--- Start of Information provided ---

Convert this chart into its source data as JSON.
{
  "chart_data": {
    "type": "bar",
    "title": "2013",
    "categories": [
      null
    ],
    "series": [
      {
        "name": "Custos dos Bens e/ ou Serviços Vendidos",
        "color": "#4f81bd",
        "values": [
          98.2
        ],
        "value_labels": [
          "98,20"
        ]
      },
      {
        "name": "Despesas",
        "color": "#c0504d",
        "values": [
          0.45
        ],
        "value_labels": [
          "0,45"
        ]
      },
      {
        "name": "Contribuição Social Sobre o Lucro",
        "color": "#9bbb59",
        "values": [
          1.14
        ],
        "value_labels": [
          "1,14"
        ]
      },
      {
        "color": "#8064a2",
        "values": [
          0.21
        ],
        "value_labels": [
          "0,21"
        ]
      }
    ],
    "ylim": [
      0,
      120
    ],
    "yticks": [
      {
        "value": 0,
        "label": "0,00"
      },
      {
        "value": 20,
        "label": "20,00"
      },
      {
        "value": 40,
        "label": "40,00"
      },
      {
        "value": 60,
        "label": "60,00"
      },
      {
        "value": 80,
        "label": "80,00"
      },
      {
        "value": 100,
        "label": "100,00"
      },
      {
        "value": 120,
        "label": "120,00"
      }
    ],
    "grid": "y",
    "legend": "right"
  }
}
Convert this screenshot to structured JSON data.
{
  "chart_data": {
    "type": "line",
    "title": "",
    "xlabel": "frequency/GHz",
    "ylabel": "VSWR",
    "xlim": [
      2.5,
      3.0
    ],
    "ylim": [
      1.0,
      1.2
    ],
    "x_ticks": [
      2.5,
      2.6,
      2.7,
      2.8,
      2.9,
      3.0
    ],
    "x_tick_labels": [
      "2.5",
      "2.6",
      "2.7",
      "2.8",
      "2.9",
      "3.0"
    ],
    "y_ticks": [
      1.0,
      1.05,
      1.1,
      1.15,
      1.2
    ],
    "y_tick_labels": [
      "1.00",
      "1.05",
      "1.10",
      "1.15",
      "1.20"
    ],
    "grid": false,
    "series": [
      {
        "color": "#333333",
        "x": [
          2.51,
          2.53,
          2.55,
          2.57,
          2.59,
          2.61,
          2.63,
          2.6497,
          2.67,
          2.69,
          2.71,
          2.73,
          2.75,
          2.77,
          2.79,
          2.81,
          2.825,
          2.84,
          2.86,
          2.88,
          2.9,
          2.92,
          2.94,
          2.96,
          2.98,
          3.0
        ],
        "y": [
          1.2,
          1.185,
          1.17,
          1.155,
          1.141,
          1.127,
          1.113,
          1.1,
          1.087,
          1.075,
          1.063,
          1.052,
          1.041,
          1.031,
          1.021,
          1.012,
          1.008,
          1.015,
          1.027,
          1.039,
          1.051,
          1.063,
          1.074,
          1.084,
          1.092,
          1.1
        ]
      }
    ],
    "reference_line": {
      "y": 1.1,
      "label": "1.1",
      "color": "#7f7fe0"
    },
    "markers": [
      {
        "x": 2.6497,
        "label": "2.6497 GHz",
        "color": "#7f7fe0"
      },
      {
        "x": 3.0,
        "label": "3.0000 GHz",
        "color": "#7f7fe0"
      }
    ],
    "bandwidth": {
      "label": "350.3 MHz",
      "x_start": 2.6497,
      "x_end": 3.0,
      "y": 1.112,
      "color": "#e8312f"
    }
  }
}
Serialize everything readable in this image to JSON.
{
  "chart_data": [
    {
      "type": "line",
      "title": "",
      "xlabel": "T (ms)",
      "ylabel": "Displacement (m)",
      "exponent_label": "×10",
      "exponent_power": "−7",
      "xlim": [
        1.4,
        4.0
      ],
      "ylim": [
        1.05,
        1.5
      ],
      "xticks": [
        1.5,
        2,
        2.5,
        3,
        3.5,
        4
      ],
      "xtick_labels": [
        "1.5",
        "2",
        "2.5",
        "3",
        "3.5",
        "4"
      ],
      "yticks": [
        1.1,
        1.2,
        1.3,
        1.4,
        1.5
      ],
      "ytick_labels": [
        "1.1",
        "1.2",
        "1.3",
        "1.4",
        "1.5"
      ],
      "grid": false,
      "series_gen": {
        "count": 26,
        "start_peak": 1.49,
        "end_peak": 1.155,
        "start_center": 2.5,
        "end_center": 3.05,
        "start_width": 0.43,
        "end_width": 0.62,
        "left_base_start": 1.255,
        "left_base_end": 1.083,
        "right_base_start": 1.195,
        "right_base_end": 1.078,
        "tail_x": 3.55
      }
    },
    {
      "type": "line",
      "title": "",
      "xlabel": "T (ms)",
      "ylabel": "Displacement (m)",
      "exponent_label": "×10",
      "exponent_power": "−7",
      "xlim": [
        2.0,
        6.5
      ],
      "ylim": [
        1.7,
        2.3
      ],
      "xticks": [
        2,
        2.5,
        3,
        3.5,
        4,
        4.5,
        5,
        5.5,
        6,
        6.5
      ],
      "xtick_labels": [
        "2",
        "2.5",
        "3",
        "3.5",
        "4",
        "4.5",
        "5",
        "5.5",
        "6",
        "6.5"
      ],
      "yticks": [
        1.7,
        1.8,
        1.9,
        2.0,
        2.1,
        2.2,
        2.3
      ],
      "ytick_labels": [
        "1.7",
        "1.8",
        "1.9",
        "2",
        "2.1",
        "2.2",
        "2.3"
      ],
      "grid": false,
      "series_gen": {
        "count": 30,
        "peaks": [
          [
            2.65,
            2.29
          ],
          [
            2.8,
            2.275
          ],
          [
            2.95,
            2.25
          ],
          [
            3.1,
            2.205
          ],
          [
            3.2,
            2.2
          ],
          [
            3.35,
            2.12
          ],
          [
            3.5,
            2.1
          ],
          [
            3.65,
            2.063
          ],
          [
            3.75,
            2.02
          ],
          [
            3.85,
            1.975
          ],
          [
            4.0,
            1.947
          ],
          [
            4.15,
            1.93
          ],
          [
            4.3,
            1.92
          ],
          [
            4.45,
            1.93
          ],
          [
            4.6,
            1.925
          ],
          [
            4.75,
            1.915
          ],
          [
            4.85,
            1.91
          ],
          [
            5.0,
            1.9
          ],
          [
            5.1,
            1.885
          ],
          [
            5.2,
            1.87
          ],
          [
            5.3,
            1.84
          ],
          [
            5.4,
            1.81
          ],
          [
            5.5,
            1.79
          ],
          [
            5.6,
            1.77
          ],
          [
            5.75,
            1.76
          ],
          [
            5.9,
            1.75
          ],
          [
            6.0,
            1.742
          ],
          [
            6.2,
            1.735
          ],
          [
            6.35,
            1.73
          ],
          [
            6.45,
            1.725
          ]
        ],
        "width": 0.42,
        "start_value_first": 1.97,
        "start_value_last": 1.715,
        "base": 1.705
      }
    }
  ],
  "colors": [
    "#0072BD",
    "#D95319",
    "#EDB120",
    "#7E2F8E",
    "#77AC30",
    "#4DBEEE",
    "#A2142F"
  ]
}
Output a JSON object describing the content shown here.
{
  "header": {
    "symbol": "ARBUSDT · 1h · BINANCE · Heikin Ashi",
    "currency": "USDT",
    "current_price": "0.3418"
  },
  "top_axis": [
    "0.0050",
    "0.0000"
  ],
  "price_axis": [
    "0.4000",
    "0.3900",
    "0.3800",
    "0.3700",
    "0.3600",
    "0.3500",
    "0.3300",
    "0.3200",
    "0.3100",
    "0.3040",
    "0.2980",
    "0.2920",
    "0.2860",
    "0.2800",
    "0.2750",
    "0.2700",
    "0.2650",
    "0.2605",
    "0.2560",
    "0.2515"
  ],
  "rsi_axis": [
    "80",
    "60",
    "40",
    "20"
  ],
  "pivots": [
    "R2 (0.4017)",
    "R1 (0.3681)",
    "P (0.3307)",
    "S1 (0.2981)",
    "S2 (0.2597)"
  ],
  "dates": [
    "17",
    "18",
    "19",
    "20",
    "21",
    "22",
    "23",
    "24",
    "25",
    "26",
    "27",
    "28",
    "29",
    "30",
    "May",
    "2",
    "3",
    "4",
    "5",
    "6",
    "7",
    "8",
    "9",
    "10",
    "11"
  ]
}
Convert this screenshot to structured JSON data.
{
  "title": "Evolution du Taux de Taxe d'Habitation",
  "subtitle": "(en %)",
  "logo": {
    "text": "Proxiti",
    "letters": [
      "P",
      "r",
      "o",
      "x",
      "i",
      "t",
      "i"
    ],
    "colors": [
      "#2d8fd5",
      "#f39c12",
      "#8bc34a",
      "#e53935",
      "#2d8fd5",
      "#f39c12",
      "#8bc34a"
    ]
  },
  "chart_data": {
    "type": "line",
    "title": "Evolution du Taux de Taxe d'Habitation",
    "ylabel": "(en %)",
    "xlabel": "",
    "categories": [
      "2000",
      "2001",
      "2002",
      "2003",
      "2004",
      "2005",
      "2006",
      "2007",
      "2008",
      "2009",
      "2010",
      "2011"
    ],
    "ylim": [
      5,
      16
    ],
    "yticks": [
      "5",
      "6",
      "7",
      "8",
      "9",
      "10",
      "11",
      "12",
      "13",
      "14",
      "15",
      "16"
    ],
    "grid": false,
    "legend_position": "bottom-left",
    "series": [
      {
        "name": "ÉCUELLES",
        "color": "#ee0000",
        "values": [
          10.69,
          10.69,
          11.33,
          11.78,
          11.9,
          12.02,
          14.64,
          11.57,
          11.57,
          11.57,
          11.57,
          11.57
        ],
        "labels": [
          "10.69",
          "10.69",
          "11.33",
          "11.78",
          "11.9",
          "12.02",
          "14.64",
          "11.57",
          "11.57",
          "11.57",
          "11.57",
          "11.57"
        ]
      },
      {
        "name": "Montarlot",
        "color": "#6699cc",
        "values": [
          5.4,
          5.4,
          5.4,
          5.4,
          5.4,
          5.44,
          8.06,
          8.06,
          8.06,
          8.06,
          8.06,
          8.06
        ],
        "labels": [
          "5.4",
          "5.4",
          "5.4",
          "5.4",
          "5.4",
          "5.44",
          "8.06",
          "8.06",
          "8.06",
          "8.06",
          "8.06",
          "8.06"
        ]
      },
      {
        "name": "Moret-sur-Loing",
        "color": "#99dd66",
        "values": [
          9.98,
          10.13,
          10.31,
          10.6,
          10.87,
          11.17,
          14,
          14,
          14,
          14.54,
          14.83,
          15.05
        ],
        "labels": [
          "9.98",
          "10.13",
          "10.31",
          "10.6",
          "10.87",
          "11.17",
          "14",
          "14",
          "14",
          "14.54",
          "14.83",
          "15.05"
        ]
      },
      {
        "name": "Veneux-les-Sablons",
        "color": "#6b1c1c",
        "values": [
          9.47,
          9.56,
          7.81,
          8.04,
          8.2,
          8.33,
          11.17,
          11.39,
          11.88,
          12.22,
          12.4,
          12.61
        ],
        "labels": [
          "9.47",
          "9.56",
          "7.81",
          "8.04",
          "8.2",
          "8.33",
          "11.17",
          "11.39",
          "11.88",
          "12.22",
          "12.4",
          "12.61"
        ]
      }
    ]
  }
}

--- End of Information provided ---

*Problem to work on*. What is the number of lines in the data that hold the word "Evolution"? Reply with that number and nothing else.

*Answer to this exercise*. 2